_TASK INPUTS_
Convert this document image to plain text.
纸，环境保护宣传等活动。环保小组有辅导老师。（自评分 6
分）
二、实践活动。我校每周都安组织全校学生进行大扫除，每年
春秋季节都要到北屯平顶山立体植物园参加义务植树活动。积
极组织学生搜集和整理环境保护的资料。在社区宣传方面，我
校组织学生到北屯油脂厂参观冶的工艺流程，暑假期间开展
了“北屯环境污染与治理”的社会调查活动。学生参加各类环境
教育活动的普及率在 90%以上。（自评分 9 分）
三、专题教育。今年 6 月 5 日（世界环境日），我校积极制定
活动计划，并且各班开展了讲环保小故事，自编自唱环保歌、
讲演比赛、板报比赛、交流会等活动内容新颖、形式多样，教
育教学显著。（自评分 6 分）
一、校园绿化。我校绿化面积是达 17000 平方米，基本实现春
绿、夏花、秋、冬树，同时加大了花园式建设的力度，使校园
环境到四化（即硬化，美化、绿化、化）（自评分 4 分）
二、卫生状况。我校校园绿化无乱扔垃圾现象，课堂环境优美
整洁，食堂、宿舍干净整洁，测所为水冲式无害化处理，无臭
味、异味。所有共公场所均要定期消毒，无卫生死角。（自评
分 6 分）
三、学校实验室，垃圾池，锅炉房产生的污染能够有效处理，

_YOUR OBJECTIVE_
Transcribe every entry word for word.

_TASK SOLUTION_
Convert this document image to plain text.
纸，环境保护宣传等活动。环保小组有辅导老师。（自评分 6
分）
二、实践活动。我校每周都安组织全校学生进行大扫除，每年
春秋季节都要到北屯平顶山立体植物园参加义务植树活动。积
极组织学生搜集和整理环境保护的资料。在社区宣传方面，我
校组织学生到北屯油脂厂参观冶的工艺流程，暑假期间开展
了“北屯环境污染与治理”的社会调查活动。学生参加各类环境
教育活动的普及率在 90%以上。（自评分 9 分）
三、专题教育。今年 6 月 5 日（世界环境日），我校积极制定
活动计划，并且各班开展了讲环保小故事，自编自唱环保歌、
讲演比赛、板报比赛、交流会等活动内容新颖、形式多样，教
育教学显著。（自评分 6 分）
一、校园绿化。我校绿化面积是达 17000 平方米，基本实现春
绿、夏花、秋、冬树，同时加大了花园式建设的力度，使校园
环境到四化（即硬化，美化、绿化、化）（自评分 4 分）
二、卫生状况。我校校园绿化无乱扔垃圾现象，课堂环境优美
整洁，食堂、宿舍干净整洁，测所为水冲式无害化处理，无臭
味、异味。所有共公场所均要定期消毒，无卫生死角。（自评
分 6 分）
三、学校实验室，垃圾池，锅炉房产生的污染能够有效处理，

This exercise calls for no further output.